■ **Work to do**:
- a) List every equation number that the equation derivation mentions or labels.
- b) Write the next part of the equation derivation, picking up after the result labeled (15).

■ **Text to read**:
++++++++++++++++++++

Since $Q_{1}$ and $Q_{2}$ are nonnegative, adaptation equation (8) becomes

\begin{array}{l} \frac{d}{d t} (Δ P_{1}) = φ (Q_{1}) - δ \cdot Δ P_{1} \\ \frac{d}{d t} (Δ P_{2}) = φ (Q_{2}) - δ \cdot Δ P_{2} . \end{array}

(13)

Setting $φ (Q) = Q^{μ}$ , $(d / d t) (Δ P_{1}) = 0$ , and $(d / d t) (Δ P_{2}) = 0$ , we have

\begin{array}{l} {(\frac{Δ P_{1} / L_{1}^{α}}{Δ P_{1} / L_{1}^{α} + Δ P_{2} / L_{2}^{α}})}^{μ} = δ \cdot Δ P_{1} \\ {(\frac{Δ P_{2} / L_{2}^{α}}{Δ P_{1} / L_{1}^{α} + Δ P_{2} / L_{2}^{α}})}^{μ} = δ \cdot Δ P_{2} . \end{array}

(14)

After some calculations, we obtain

\begin{matrix} Δ P_{1} = \frac{1}{δ} {[\frac{1}{(1 + {(L_{1}^{α} / L_{2}^{α})}^{1 / 1 - μ})}]}^{μ} \\ Δ P_{2} = \frac{1}{δ} {[\frac{1}{(1 + {(L_{2}^{α} / L_{1}^{α})}^{1 / 1 - μ})}]}^{μ} . \end{matrix}

(15)

++++++++++++++++++++

■ **Entries supplied**:
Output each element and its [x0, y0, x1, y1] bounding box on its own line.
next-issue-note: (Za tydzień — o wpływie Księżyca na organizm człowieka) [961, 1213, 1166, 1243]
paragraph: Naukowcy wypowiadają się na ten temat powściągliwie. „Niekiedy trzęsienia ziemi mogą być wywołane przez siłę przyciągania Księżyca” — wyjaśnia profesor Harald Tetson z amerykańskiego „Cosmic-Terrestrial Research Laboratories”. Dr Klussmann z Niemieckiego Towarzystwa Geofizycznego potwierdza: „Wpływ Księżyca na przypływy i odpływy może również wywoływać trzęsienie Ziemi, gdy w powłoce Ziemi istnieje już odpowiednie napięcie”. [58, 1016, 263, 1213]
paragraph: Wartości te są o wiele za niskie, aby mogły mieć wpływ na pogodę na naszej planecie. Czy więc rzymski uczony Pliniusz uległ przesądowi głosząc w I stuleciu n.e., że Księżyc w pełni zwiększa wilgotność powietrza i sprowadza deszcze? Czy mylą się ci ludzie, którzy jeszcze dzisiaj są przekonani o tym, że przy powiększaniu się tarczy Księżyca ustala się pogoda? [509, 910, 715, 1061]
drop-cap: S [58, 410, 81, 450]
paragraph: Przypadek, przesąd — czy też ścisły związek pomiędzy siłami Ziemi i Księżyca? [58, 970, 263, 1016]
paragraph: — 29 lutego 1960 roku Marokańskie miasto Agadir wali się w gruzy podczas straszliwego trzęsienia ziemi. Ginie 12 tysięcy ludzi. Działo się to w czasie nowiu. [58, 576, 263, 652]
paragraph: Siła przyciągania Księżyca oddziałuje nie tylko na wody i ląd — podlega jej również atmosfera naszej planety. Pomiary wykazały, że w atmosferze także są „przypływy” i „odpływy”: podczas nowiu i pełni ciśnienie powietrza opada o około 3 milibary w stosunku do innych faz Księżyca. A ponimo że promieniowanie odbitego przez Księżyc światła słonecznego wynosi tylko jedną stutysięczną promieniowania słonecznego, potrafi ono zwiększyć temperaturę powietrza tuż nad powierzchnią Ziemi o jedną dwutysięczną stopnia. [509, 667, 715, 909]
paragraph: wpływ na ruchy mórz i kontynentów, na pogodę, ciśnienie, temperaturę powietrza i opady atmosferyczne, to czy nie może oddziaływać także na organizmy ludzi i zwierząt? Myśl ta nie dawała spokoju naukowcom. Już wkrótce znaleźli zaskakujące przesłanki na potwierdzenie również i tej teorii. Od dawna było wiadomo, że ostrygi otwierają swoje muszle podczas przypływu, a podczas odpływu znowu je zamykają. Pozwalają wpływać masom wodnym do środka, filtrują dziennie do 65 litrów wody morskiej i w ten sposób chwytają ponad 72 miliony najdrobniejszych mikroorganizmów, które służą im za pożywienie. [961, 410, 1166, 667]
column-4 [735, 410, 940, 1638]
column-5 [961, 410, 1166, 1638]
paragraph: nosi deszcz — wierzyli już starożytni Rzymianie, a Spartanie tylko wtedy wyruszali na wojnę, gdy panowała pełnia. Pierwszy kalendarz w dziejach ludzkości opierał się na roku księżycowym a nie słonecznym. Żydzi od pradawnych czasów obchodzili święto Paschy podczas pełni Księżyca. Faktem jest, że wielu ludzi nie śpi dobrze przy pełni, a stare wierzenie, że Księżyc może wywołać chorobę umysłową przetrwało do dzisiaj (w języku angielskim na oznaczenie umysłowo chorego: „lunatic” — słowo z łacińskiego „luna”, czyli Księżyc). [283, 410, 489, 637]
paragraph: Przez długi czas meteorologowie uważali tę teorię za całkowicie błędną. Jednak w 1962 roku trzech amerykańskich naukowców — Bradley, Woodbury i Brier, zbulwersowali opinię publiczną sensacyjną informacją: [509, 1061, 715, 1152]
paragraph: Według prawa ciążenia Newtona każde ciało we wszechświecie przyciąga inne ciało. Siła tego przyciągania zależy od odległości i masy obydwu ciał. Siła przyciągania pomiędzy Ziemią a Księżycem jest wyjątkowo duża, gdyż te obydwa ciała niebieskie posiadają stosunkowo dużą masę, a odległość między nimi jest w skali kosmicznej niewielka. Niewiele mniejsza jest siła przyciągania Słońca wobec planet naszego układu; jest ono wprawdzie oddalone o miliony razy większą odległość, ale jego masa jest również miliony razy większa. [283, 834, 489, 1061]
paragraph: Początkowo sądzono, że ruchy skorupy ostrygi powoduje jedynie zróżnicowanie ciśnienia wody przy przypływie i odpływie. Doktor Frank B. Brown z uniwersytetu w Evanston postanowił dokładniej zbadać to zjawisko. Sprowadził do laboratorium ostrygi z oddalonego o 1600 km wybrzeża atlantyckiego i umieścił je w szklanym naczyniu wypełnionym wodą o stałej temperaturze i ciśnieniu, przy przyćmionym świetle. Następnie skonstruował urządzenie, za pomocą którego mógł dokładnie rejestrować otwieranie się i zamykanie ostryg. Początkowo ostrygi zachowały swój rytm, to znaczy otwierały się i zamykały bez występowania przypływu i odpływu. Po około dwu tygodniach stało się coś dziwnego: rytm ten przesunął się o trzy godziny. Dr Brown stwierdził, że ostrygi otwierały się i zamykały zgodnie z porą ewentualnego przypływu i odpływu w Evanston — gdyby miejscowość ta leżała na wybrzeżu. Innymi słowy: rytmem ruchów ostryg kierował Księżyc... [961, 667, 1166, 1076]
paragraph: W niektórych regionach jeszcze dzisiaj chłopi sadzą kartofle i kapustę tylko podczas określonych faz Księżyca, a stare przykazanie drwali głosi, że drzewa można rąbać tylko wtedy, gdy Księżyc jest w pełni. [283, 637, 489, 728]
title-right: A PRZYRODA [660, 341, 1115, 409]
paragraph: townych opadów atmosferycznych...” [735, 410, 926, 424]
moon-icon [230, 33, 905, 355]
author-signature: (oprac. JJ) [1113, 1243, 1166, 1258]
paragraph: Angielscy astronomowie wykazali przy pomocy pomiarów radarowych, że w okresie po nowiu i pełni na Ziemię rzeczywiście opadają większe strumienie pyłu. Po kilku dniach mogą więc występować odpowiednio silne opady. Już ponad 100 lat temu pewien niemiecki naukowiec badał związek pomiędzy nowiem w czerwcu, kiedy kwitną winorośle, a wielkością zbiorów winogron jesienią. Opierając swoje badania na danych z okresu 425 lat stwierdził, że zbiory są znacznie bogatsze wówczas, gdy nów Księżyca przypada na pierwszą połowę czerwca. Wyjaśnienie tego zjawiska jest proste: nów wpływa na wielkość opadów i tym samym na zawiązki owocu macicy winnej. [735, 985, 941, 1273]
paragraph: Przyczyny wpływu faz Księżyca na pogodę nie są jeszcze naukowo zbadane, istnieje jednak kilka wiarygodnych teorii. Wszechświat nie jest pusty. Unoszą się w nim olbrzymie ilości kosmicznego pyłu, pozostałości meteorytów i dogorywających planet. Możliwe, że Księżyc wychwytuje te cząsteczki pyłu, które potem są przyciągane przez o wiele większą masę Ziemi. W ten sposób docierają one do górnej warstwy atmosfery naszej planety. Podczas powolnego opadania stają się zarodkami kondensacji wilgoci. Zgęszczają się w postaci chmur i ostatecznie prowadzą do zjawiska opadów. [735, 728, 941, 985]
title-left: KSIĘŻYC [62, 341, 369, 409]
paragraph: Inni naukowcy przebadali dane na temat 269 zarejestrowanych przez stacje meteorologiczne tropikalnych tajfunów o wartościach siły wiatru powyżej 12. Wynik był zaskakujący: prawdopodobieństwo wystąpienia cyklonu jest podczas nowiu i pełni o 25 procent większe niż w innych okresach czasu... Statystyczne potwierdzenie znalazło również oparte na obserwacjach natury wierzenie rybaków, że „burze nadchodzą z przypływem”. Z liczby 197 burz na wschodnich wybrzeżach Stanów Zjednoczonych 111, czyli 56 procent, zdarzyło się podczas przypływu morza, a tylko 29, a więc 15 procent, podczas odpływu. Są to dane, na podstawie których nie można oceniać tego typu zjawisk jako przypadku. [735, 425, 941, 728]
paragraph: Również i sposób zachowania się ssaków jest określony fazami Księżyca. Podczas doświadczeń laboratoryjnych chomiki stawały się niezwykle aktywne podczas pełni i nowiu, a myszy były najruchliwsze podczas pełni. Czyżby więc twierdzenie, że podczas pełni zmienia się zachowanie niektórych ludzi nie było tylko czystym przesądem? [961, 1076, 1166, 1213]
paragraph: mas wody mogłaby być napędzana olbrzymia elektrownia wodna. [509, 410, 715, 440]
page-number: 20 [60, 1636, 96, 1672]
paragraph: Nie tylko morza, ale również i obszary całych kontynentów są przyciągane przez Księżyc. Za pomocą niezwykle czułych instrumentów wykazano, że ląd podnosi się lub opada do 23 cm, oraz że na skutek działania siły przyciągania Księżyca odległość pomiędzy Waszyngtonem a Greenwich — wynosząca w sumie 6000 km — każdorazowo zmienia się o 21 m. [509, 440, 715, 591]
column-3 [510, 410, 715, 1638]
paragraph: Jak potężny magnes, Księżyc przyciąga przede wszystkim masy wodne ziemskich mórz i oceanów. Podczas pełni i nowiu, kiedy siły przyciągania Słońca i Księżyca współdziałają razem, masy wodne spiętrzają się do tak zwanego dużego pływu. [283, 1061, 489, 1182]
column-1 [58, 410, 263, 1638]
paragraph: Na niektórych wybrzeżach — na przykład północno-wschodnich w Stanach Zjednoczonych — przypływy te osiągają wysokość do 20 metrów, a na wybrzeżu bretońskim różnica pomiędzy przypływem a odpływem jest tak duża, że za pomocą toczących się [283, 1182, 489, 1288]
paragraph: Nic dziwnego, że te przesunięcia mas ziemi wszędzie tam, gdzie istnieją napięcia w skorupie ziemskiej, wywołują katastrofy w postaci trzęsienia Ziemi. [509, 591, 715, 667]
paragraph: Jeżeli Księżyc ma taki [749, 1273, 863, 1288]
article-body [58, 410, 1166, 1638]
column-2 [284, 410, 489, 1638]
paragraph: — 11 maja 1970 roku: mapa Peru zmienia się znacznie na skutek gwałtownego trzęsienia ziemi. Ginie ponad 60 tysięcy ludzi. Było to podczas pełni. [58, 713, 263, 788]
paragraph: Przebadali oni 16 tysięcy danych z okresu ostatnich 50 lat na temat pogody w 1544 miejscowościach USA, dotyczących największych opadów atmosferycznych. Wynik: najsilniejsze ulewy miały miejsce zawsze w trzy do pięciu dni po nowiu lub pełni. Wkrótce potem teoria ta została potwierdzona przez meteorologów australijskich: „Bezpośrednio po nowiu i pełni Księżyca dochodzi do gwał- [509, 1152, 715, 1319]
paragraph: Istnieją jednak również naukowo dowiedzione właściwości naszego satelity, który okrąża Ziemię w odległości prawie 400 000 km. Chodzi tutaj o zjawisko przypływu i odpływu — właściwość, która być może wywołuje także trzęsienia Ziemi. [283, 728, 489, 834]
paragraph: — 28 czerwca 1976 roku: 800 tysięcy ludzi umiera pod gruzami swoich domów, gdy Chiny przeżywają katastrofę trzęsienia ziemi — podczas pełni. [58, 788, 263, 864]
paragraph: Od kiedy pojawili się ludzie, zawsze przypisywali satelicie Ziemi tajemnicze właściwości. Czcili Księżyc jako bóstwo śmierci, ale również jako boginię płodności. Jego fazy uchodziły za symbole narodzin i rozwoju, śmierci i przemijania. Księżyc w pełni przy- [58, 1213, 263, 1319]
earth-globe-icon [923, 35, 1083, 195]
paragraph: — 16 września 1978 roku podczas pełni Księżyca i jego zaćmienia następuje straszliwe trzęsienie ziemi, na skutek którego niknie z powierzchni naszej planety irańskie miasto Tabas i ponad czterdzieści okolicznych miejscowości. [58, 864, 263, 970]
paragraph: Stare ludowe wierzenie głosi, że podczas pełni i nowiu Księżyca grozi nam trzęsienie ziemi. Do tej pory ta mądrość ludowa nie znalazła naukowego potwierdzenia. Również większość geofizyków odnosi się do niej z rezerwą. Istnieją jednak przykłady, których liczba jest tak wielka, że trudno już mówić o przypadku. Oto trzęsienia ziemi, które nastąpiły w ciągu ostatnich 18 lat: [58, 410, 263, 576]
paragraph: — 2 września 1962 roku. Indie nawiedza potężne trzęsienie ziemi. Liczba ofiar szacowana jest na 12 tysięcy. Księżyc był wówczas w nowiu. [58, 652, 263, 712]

++++++++++++++++++++

■ **Per-task outputs**:
- a) (8), (13), (14), (15)

- b)
Namely, there is an equilibrium point given by $(Δ P_{1}, Δ P_{2})$ . We perform the simulation using MATLAB by setting the parameters $α = 2$ , $μ = 0.8$ , $δ = 0.3$ , $L_{1} = 10$ and $L_{2} = 12$ following from (14), and the solutions are shown in Figure 7, where two curves intersect in a point E which superpose on the equilibrium point $(Δ P_{1}, Δ P_{2})$ .

Figure 7

Simulation of the solution. In $α = 2$ , $μ = 0.8$ , $δ = 0.3$ , $L_{1} = 10$ , and $L_{2} = 12$ , two curves which come from (14) intersect in a point E, which is the sole equilibrium point.

We present a linear stability analysis at the equilibrium point in before parameters. The Jacobi matrix J on the right-hand side of (13) is calculated as

\begin{matrix} J = (\begin{pmatrix} J_{11} & J_{12} \\ J_{21} & J_{22} \end{pmatrix}), \end{matrix}

(16)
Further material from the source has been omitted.